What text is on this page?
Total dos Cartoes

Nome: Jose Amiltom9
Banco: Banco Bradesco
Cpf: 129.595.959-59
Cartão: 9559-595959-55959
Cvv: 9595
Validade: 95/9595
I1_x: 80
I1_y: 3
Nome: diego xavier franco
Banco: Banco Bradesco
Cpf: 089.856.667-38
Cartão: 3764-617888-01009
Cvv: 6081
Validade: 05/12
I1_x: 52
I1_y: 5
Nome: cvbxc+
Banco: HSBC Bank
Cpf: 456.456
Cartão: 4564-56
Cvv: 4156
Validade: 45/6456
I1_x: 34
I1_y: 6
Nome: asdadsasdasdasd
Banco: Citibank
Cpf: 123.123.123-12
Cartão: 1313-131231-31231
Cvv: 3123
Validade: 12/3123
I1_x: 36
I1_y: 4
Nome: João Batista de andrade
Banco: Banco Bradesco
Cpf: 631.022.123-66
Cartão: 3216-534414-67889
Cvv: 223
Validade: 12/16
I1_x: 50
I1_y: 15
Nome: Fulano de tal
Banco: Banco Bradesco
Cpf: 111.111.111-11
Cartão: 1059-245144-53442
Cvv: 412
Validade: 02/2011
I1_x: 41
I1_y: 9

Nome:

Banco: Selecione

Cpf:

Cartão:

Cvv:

━━━━

AIM OF THE TASK »
Could you transcribe the records in full, exactly?

FINISHED TASK »
What text is on this page?
Total dos Cartoes

Nome: Jose Amiltom9
Banco: Banco Bradesco
Cpf: 129.595.959-59
Cartão: 9559-595959-55959
Cvv: 9595
Validade: 95/9595
I1_x: 80
I1_y: 3
Nome: diego xavier franco
Banco: Banco Bradesco
Cpf: 089.856.667-38
Cartão: 3764-617888-01009
Cvv: 6081
Validade: 05/12
I1_x: 52
I1_y: 5
Nome: cvbxc+
Banco: HSBC Bank
Cpf: 456.456
Cartão: 4564-56
Cvv: 4156
Validade: 45/6456
I1_x: 34
I1_y: 6
Nome: asdadsasdasdasd
Banco: Citibank
Cpf: 123.123.123-12
Cartão: 1313-131231-31231
Cvv: 3123
Validade: 12/3123
I1_x: 36
I1_y: 4
Nome: João Batista de andrade
Banco: Banco Bradesco
Cpf: 631.022.123-66
Cartão: 3216-534414-67889
Cvv: 223
Validade: 12/16
I1_x: 50
I1_y: 15
Nome: Fulano de tal
Banco: Banco Bradesco
Cpf: 111.111.111-11
Cartão: 1059-245144-53442
Cvv: 412
Validade: 02/2011
I1_x: 41
I1_y: 9

Nome:

Banco: Selecione

Cpf:

Cartão:

Cvv:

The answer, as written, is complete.